- TASK DESCRIPTION: Leaving out all images, write out the records that follow exactly.

- INPUT FOR THIS TASK:
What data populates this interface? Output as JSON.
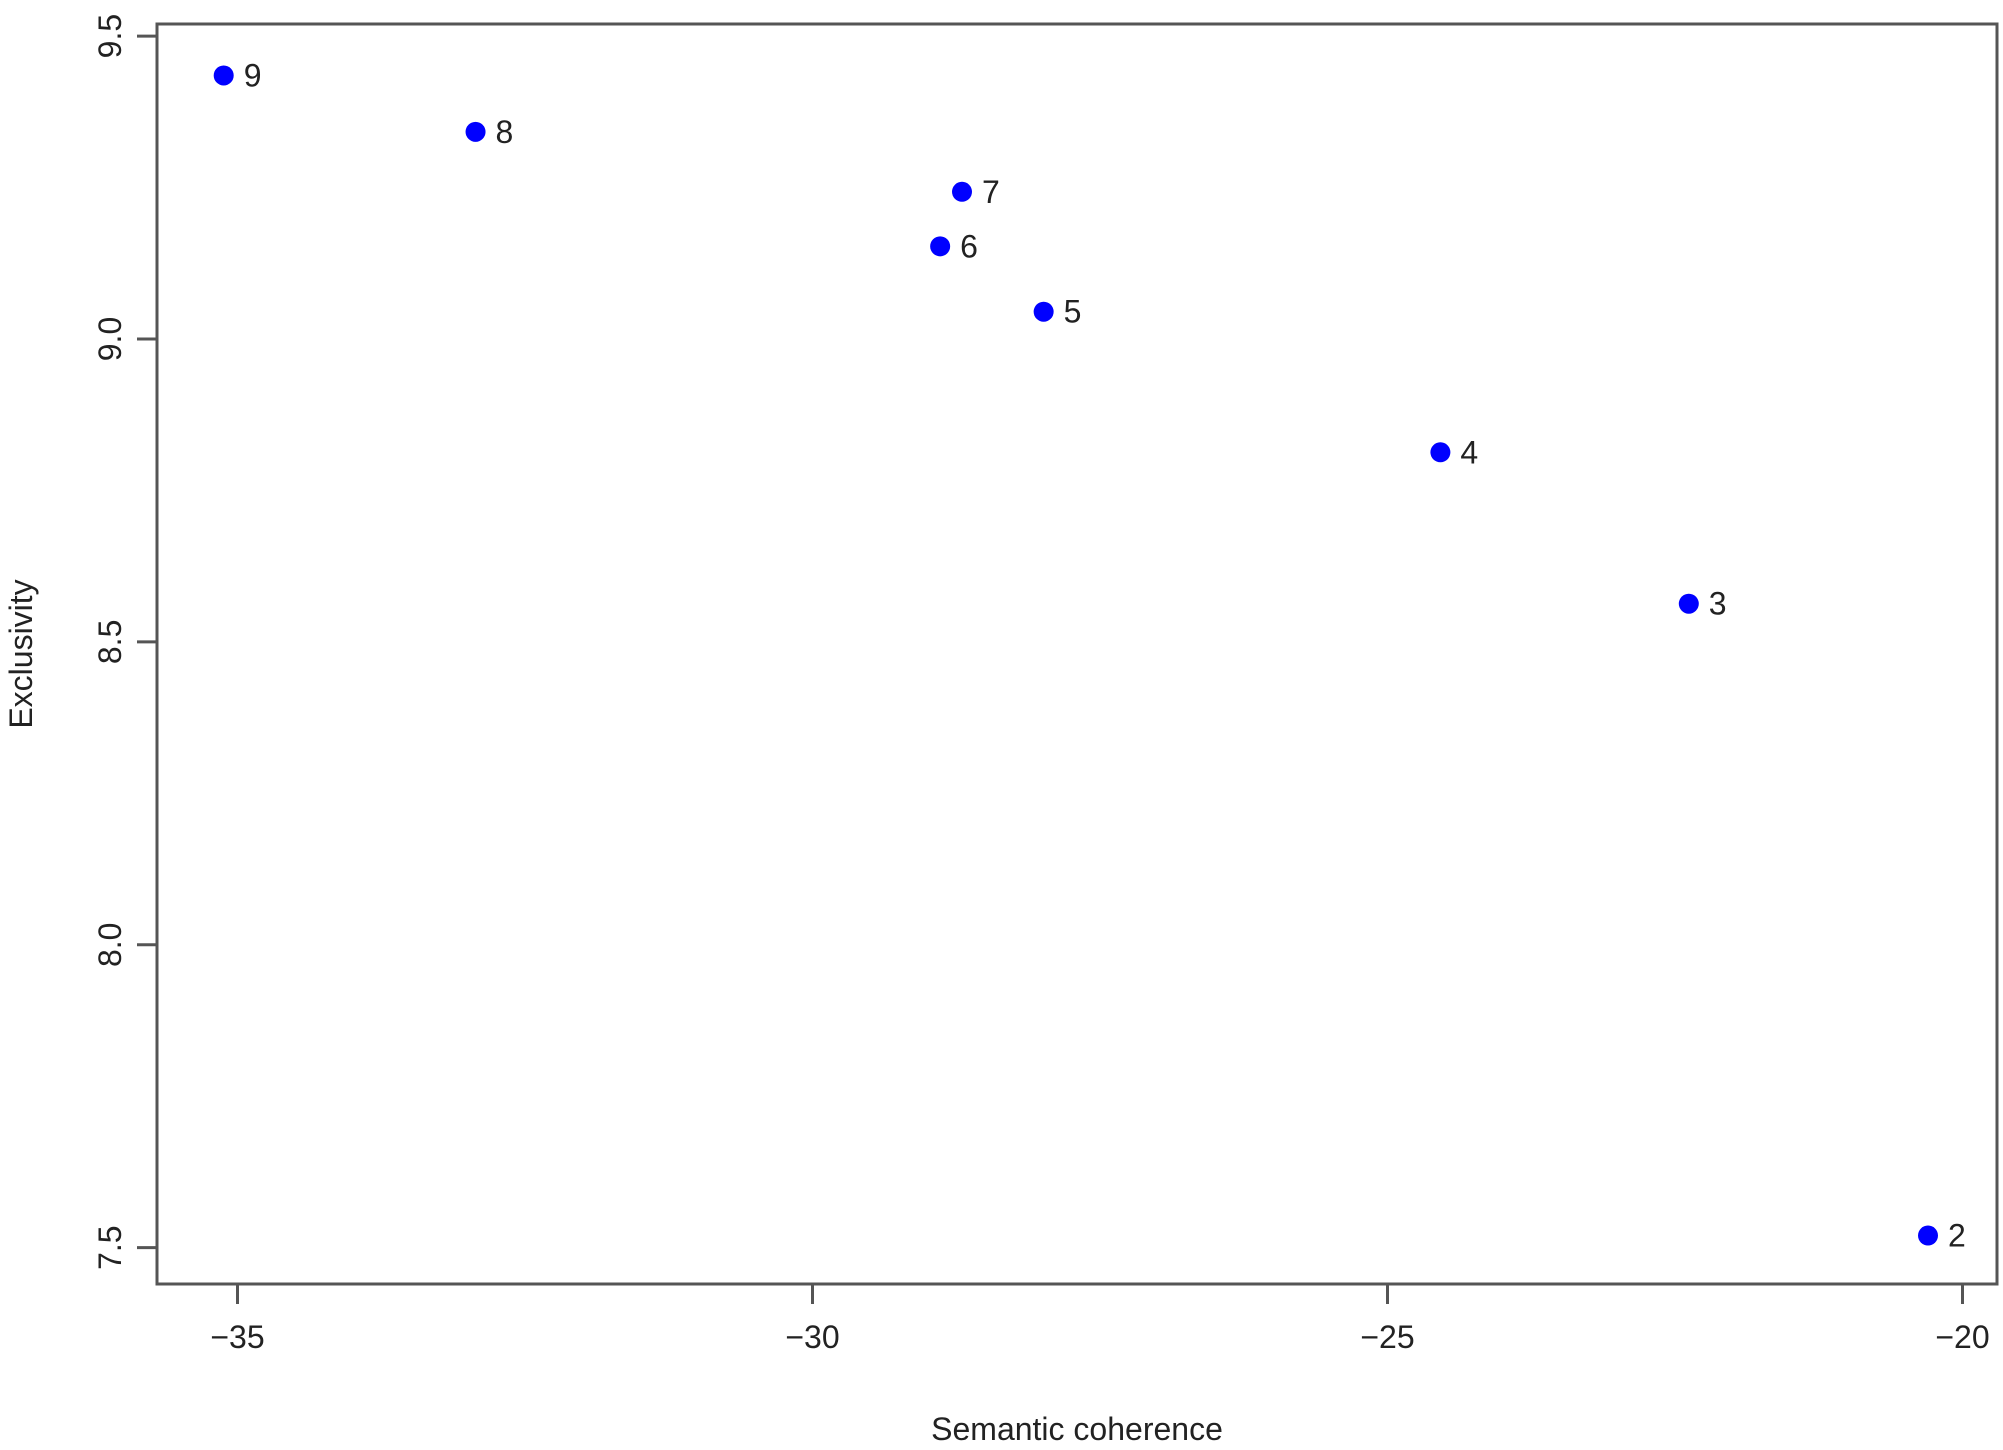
{
  "chart_data": {
    "type": "scatter",
    "xlabel": "Semantic coherence",
    "ylabel": "Exclusivity",
    "xlim": [
      -35.7,
      -19.7
    ],
    "ylim": [
      7.44,
      9.52
    ],
    "x_ticks": [
      -35,
      -30,
      -25,
      -20
    ],
    "x_tick_labels": [
      "−35",
      "−30",
      "−25",
      "−20"
    ],
    "y_ticks": [
      7.5,
      8.0,
      8.5,
      9.0,
      9.5
    ],
    "y_tick_labels": [
      "7.5",
      "8.0",
      "8.5",
      "9.0",
      "9.5"
    ],
    "grid": false,
    "point_color": "#0000ff",
    "points": [
      {
        "label": "9",
        "x": -35.12,
        "y": 9.435
      },
      {
        "label": "8",
        "x": -32.93,
        "y": 9.342
      },
      {
        "label": "7",
        "x": -28.7,
        "y": 9.243
      },
      {
        "label": "6",
        "x": -28.89,
        "y": 9.153
      },
      {
        "label": "5",
        "x": -27.99,
        "y": 9.045
      },
      {
        "label": "4",
        "x": -24.54,
        "y": 8.813
      },
      {
        "label": "3",
        "x": -22.38,
        "y": 8.563
      },
      {
        "label": "2",
        "x": -20.3,
        "y": 7.52
      }
    ]
  }
}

- TASK ANSWER:
What data populates this interface? Output as JSON.
{
  "chart_data": {
    "type": "scatter",
    "xlabel": "Semantic coherence",
    "ylabel": "Exclusivity",
    "xlim": [
      -35.7,
      -19.7
    ],
    "ylim": [
      7.44,
      9.52
    ],
    "x_ticks": [
      -35,
      -30,
      -25,
      -20
    ],
    "x_tick_labels": [
      "−35",
      "−30",
      "−25",
      "−20"
    ],
    "y_ticks": [
      7.5,
      8.0,
      8.5,
      9.0,
      9.5
    ],
    "y_tick_labels": [
      "7.5",
      "8.0",
      "8.5",
      "9.0",
      "9.5"
    ],
    "grid": false,
    "point_color": "#0000ff",
    "points": [
      {
        "label": "9",
        "x": -35.12,
        "y": 9.435
      },
      {
        "label": "8",
        "x": -32.93,
        "y": 9.342
      },
      {
        "label": "7",
        "x": -28.7,
        "y": 9.243
      },
      {
        "label": "6",
        "x": -28.89,
        "y": 9.153
      },
      {
        "label": "5",
        "x": -27.99,
        "y": 9.045
      },
      {
        "label": "4",
        "x": -24.54,
        "y": 8.813
      },
      {
        "label": "3",
        "x": -22.38,
        "y": 8.563
      },
      {
        "label": "2",
        "x": -20.3,
        "y": 7.52
      }
    ]
  }
}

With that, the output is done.